→ RECORD LIST:
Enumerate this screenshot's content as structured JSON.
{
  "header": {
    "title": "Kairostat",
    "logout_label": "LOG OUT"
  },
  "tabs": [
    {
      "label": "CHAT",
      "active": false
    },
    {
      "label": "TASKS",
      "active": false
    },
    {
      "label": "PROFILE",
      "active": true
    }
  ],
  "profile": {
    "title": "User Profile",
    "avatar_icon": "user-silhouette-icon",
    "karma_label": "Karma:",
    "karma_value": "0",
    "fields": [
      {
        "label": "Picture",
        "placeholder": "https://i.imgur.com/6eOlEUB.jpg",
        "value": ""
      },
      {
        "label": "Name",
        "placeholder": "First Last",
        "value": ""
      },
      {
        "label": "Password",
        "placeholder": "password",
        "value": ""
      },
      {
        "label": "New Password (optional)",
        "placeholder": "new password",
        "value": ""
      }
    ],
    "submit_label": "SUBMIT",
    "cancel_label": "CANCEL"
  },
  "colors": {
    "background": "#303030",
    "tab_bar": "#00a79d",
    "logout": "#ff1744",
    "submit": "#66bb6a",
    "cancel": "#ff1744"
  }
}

→ WHAT THE EXERCISE ASKS: Show all lines in the entries above where the string "placeholder" appears.

→ EXERCISE SOLUTION:
        "placeholder": "https://i.imgur.com/6eOlEUB.jpg",
        "placeholder": "First Last",
        "placeholder": "password",
        "placeholder": "new password",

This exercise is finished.